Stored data
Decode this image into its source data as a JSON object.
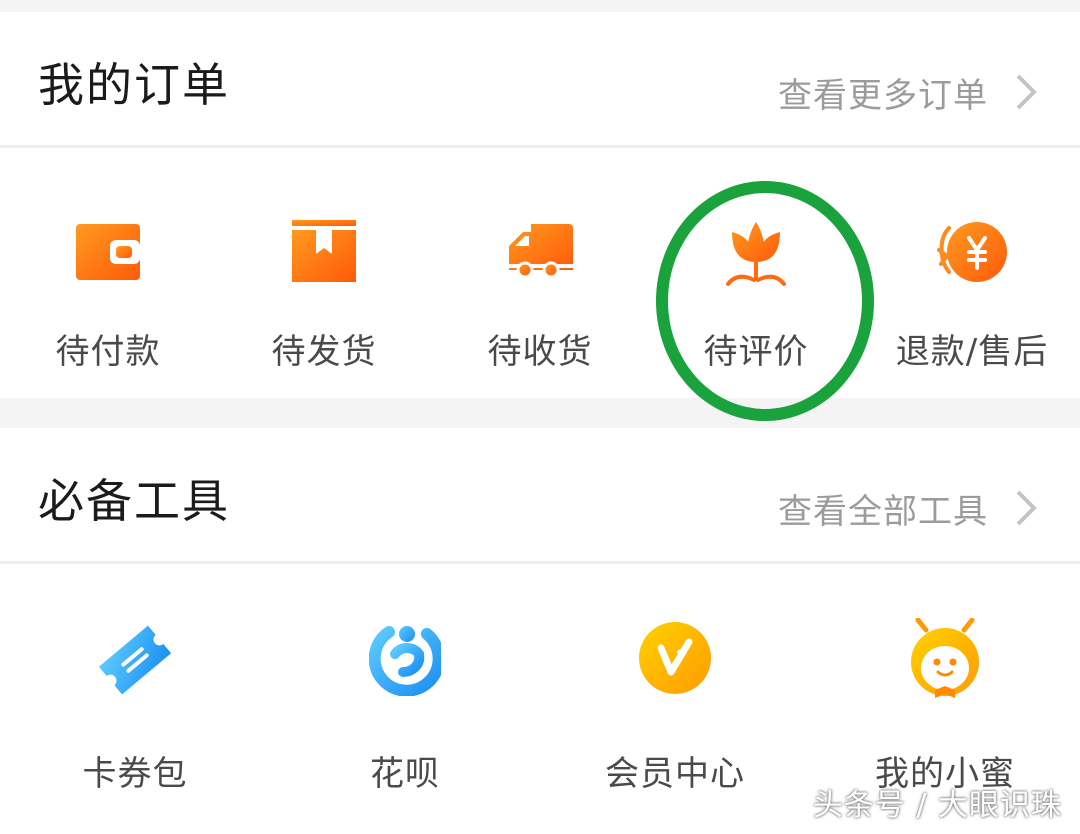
{
  "orders": {
    "title": "我的订单",
    "more_label": "查看更多订单",
    "items": [
      {
        "label": "待付款",
        "icon": "wallet-icon"
      },
      {
        "label": "待发货",
        "icon": "package-icon"
      },
      {
        "label": "待收货",
        "icon": "truck-icon"
      },
      {
        "label": "待评价",
        "icon": "flower-icon"
      },
      {
        "label": "退款/售后",
        "icon": "refund-yuan-icon"
      }
    ],
    "highlighted_item": "待评价"
  },
  "tools": {
    "title": "必备工具",
    "more_label": "查看全部工具",
    "items": [
      {
        "label": "卡券包",
        "icon": "ticket-icon"
      },
      {
        "label": "花呗",
        "icon": "huabei-icon"
      },
      {
        "label": "会员中心",
        "icon": "vip-icon"
      },
      {
        "label": "我的小蜜",
        "icon": "bee-mascot-icon"
      }
    ]
  },
  "watermark": "头条号 / 大眼识珠",
  "colors": {
    "accent_orange": "#ff6a12",
    "accent_orange_light": "#ff8a1e",
    "blue": "#2ca7f5",
    "gold": "#ffb400",
    "highlight_green": "#1aa23c",
    "title_text": "#1b1b1b",
    "muted_text": "#9b9b9b",
    "label_text": "#4a4a4a"
  }
}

WORK TO BE COMPLETED:
Transcribe the records word for word and include no pictures.

FINISHED EXERCISE:
Decode this image into its source data as a JSON object.
{
  "orders": {
    "title": "我的订单",
    "more_label": "查看更多订单",
    "items": [
      {
        "label": "待付款",
        "icon": "wallet-icon"
      },
      {
        "label": "待发货",
        "icon": "package-icon"
      },
      {
        "label": "待收货",
        "icon": "truck-icon"
      },
      {
        "label": "待评价",
        "icon": "flower-icon"
      },
      {
        "label": "退款/售后",
        "icon": "refund-yuan-icon"
      }
    ],
    "highlighted_item": "待评价"
  },
  "tools": {
    "title": "必备工具",
    "more_label": "查看全部工具",
    "items": [
      {
        "label": "卡券包",
        "icon": "ticket-icon"
      },
      {
        "label": "花呗",
        "icon": "huabei-icon"
      },
      {
        "label": "会员中心",
        "icon": "vip-icon"
      },
      {
        "label": "我的小蜜",
        "icon": "bee-mascot-icon"
      }
    ]
  },
  "watermark": "头条号 / 大眼识珠",
  "colors": {
    "accent_orange": "#ff6a12",
    "accent_orange_light": "#ff8a1e",
    "blue": "#2ca7f5",
    "gold": "#ffb400",
    "highlight_green": "#1aa23c",
    "title_text": "#1b1b1b",
    "muted_text": "#9b9b9b",
    "label_text": "#4a4a4a"
  }
}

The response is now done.